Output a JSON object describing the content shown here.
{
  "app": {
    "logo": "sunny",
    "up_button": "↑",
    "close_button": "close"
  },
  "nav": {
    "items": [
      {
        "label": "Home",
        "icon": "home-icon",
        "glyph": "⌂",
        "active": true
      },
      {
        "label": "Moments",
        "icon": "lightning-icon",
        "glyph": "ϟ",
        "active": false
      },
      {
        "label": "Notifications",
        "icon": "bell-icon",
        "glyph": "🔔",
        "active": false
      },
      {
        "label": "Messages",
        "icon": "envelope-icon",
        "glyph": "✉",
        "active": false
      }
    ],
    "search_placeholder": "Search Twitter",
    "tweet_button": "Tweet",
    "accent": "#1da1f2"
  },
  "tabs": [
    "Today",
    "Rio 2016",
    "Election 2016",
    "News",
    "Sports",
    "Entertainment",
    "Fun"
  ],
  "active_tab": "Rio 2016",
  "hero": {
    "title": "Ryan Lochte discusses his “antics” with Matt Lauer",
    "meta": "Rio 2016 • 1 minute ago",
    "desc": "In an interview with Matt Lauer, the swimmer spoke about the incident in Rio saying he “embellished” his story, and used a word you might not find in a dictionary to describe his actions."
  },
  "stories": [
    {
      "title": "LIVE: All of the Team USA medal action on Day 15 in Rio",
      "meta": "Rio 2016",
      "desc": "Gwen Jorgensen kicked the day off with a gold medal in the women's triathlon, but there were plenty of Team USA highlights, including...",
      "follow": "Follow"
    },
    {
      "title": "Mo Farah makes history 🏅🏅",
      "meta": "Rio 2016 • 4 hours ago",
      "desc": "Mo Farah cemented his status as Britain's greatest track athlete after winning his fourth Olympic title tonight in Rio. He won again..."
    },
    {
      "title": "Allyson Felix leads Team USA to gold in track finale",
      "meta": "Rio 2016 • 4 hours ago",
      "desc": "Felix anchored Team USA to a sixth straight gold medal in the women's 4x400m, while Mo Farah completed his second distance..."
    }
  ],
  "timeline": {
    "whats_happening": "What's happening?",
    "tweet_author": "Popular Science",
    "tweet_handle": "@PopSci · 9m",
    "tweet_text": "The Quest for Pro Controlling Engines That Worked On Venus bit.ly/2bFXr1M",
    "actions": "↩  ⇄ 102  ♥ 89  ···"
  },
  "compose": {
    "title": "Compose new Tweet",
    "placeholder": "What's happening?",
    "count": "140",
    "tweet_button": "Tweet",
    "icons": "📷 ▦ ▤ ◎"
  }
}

○ ○ ○ ○ ○ ○ ○

Your task is to repeat every line exactly.

Output a JSON object describing the content shown here.
{
  "app": {
    "logo": "sunny",
    "up_button": "↑",
    "close_button": "close"
  },
  "nav": {
    "items": [
      {
        "label": "Home",
        "icon": "home-icon",
        "glyph": "⌂",
        "active": true
      },
      {
        "label": "Moments",
        "icon": "lightning-icon",
        "glyph": "ϟ",
        "active": false
      },
      {
        "label": "Notifications",
        "icon": "bell-icon",
        "glyph": "🔔",
        "active": false
      },
      {
        "label": "Messages",
        "icon": "envelope-icon",
        "glyph": "✉",
        "active": false
      }
    ],
    "search_placeholder": "Search Twitter",
    "tweet_button": "Tweet",
    "accent": "#1da1f2"
  },
  "tabs": [
    "Today",
    "Rio 2016",
    "Election 2016",
    "News",
    "Sports",
    "Entertainment",
    "Fun"
  ],
  "active_tab": "Rio 2016",
  "hero": {
    "title": "Ryan Lochte discusses his “antics” with Matt Lauer",
    "meta": "Rio 2016 • 1 minute ago",
    "desc": "In an interview with Matt Lauer, the swimmer spoke about the incident in Rio saying he “embellished” his story, and used a word you might not find in a dictionary to describe his actions."
  },
  "stories": [
    {
      "title": "LIVE: All of the Team USA medal action on Day 15 in Rio",
      "meta": "Rio 2016",
      "desc": "Gwen Jorgensen kicked the day off with a gold medal in the women's triathlon, but there were plenty of Team USA highlights, including...",
      "follow": "Follow"
    },
    {
      "title": "Mo Farah makes history 🏅🏅",
      "meta": "Rio 2016 • 4 hours ago",
      "desc": "Mo Farah cemented his status as Britain's greatest track athlete after winning his fourth Olympic title tonight in Rio. He won again..."
    },
    {
      "title": "Allyson Felix leads Team USA to gold in track finale",
      "meta": "Rio 2016 • 4 hours ago",
      "desc": "Felix anchored Team USA to a sixth straight gold medal in the women's 4x400m, while Mo Farah completed his second distance..."
    }
  ],
  "timeline": {
    "whats_happening": "What's happening?",
    "tweet_author": "Popular Science",
    "tweet_handle": "@PopSci · 9m",
    "tweet_text": "The Quest for Pro Controlling Engines That Worked On Venus bit.ly/2bFXr1M",
    "actions": "↩  ⇄ 102  ♥ 89  ···"
  },
  "compose": {
    "title": "Compose new Tweet",
    "placeholder": "What's happening?",
    "count": "140",
    "tweet_button": "Tweet",
    "icons": "📷 ▦ ▤ ◎"
  }
}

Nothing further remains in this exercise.